GOAL » Gather up the lines that contain "screenshot".

.....

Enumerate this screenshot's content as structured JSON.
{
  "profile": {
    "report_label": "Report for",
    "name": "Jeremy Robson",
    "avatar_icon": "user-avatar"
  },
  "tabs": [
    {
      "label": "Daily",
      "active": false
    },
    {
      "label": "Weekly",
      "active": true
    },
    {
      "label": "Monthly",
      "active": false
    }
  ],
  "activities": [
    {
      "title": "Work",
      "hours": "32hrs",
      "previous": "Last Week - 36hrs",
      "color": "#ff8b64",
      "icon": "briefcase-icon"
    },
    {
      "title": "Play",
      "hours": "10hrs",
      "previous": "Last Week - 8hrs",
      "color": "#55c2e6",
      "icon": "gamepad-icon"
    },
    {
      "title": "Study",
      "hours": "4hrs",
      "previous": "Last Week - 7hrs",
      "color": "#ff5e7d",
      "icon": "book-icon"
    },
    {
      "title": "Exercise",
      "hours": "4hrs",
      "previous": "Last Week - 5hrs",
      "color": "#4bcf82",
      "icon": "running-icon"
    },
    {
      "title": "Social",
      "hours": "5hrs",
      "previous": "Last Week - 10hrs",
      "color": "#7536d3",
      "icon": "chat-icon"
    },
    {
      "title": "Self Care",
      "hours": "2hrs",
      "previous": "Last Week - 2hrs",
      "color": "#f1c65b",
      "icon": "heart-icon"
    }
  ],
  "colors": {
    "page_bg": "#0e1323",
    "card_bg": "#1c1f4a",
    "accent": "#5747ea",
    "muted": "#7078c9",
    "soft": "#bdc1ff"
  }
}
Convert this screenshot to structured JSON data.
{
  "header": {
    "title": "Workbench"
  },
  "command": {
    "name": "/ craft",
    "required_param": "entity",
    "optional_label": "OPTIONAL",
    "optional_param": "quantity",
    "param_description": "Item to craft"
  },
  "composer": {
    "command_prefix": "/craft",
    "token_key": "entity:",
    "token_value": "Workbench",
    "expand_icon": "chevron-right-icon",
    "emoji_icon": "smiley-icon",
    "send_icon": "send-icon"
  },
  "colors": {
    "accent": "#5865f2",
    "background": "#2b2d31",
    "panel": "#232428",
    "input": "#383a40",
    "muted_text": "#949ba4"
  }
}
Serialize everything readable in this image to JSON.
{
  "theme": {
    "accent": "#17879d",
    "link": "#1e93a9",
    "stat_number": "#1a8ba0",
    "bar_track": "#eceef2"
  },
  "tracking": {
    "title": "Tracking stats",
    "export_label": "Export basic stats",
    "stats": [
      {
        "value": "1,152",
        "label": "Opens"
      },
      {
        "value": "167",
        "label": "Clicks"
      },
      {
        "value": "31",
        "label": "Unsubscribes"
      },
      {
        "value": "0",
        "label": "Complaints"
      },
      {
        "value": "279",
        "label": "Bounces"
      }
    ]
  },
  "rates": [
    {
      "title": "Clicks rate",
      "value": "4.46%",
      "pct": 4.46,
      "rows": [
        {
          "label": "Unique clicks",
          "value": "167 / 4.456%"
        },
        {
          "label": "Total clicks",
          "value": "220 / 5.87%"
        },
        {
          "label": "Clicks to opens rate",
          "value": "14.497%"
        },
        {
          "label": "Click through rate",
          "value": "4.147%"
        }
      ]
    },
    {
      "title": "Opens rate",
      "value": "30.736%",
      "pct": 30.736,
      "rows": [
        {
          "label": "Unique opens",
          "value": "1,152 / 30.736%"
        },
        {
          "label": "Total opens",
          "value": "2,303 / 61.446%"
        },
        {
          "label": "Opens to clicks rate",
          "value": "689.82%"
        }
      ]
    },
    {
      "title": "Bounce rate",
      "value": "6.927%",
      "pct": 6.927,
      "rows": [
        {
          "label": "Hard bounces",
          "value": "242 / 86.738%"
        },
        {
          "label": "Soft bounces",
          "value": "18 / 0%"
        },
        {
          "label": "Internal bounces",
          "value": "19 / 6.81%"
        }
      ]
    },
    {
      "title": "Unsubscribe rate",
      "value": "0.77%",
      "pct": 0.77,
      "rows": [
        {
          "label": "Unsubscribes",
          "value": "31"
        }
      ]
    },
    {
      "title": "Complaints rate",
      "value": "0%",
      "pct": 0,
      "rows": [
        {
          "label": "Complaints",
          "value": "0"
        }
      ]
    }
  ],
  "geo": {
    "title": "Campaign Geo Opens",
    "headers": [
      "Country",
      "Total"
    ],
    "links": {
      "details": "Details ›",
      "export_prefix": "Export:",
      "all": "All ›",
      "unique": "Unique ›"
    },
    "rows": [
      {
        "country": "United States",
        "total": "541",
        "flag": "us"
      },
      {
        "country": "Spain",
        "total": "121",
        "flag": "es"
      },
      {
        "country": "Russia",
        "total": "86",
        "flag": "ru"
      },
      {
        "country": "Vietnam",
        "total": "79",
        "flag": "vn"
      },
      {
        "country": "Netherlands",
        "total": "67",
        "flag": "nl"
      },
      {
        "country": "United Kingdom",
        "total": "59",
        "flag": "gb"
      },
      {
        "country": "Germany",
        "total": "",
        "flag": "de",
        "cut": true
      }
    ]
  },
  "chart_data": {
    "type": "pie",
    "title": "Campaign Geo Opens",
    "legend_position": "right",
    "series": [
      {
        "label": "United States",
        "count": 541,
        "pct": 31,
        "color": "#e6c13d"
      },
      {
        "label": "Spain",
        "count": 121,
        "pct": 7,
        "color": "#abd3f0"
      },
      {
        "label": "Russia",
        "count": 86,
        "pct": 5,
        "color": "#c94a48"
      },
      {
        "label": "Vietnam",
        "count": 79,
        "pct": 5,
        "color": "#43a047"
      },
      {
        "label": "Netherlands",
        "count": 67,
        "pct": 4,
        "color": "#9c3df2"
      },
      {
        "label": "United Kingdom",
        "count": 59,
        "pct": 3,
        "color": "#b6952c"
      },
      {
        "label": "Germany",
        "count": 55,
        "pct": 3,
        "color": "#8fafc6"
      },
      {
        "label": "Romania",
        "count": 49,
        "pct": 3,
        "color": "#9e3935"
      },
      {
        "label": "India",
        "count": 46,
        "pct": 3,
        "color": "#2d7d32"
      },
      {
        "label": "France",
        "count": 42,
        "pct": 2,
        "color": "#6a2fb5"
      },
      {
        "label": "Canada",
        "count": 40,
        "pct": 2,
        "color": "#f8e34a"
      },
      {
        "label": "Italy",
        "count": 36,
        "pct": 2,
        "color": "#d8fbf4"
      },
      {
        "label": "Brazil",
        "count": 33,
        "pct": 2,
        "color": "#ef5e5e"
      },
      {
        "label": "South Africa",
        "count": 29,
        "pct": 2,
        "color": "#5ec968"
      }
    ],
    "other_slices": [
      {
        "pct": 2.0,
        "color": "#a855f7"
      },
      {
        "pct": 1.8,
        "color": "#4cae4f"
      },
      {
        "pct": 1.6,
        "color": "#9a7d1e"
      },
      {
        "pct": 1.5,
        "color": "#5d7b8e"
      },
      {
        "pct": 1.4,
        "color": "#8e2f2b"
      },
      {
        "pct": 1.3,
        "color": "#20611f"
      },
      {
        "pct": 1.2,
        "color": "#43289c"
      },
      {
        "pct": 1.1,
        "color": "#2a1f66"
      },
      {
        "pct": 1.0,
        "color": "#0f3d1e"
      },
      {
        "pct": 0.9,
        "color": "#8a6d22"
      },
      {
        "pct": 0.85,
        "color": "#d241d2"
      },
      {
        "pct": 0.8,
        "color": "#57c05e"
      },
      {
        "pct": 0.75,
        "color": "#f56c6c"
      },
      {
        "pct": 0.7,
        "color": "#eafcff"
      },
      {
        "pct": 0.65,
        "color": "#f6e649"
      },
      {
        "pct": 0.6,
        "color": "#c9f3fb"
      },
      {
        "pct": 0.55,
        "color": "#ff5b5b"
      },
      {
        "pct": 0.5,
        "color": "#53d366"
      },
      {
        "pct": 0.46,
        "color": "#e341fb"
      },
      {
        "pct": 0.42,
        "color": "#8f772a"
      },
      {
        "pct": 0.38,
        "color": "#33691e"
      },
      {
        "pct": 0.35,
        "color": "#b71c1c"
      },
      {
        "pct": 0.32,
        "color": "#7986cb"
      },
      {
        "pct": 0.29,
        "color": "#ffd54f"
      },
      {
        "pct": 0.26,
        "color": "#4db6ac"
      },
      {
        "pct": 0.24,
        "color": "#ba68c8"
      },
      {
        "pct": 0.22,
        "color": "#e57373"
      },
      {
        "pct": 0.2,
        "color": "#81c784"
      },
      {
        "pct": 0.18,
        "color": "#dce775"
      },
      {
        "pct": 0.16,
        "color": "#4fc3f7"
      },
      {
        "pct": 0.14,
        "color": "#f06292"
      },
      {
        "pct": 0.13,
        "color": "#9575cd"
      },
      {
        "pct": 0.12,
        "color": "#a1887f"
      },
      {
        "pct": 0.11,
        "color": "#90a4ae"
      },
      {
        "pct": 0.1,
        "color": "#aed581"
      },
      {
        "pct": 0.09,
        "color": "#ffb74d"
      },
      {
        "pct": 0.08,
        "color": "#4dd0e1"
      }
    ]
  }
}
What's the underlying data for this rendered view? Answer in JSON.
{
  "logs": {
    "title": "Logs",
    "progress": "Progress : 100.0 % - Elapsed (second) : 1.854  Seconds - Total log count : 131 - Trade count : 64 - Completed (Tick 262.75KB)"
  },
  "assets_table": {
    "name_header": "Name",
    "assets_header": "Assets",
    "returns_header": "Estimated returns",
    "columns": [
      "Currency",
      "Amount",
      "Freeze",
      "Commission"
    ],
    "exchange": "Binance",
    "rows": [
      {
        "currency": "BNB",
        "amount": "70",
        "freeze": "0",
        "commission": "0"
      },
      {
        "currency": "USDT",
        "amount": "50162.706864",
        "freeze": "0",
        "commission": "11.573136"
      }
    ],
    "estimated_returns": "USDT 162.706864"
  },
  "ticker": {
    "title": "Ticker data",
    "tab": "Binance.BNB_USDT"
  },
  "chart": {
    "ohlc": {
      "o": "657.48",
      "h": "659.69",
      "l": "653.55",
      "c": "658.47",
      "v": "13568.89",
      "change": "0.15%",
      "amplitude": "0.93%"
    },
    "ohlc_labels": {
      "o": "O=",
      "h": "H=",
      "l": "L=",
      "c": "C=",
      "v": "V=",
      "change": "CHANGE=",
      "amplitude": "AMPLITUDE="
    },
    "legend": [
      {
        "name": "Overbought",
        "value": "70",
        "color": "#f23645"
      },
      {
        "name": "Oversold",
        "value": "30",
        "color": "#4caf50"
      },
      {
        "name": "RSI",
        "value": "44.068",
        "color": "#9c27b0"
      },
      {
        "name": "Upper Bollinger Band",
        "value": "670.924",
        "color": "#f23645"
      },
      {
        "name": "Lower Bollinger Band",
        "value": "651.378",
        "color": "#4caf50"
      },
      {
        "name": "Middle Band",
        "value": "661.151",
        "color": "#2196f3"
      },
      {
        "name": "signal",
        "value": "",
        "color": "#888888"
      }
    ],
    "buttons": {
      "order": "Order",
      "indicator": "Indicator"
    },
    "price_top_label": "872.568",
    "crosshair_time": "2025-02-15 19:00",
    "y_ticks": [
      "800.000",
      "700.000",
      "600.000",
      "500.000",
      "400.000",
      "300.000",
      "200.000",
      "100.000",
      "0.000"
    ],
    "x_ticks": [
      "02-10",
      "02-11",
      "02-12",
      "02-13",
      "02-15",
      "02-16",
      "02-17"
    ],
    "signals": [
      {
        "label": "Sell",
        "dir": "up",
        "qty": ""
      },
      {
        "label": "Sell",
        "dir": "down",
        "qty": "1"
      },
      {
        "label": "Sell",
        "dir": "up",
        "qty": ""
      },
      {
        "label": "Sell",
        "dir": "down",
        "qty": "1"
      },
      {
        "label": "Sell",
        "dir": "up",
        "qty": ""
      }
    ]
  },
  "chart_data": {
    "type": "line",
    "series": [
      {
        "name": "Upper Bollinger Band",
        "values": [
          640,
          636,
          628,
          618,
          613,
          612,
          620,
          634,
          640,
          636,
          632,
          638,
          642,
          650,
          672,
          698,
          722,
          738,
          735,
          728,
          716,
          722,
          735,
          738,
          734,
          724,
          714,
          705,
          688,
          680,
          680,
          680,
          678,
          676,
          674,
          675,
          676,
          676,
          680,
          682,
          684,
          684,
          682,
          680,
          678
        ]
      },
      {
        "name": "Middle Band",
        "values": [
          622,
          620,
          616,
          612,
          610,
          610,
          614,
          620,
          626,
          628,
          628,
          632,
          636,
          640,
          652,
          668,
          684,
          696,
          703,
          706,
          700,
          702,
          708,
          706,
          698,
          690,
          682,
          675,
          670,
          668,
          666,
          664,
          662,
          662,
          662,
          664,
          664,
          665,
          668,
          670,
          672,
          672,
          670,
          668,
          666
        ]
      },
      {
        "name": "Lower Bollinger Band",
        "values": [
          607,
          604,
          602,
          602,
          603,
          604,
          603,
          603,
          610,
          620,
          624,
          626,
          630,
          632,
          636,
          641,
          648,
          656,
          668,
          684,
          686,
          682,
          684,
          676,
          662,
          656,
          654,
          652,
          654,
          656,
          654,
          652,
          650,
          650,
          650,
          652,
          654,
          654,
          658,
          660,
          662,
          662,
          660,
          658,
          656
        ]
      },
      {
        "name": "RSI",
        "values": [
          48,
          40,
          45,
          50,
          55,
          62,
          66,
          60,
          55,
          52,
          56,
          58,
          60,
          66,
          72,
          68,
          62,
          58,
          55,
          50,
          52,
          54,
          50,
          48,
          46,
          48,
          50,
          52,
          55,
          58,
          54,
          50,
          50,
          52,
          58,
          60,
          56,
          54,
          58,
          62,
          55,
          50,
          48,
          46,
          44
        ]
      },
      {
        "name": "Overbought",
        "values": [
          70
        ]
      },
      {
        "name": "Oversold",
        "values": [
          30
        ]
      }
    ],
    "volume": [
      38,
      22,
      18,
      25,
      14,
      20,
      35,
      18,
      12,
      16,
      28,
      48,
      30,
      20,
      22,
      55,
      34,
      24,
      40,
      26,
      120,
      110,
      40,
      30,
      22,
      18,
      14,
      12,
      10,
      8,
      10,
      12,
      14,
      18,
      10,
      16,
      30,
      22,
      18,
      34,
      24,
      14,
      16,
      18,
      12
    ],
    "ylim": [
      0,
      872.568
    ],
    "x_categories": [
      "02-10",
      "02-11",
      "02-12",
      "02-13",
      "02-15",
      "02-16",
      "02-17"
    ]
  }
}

.....

THE OUTPUT »
Enumerate this screenshot's content as structured JSON.
Convert this screenshot to structured JSON data.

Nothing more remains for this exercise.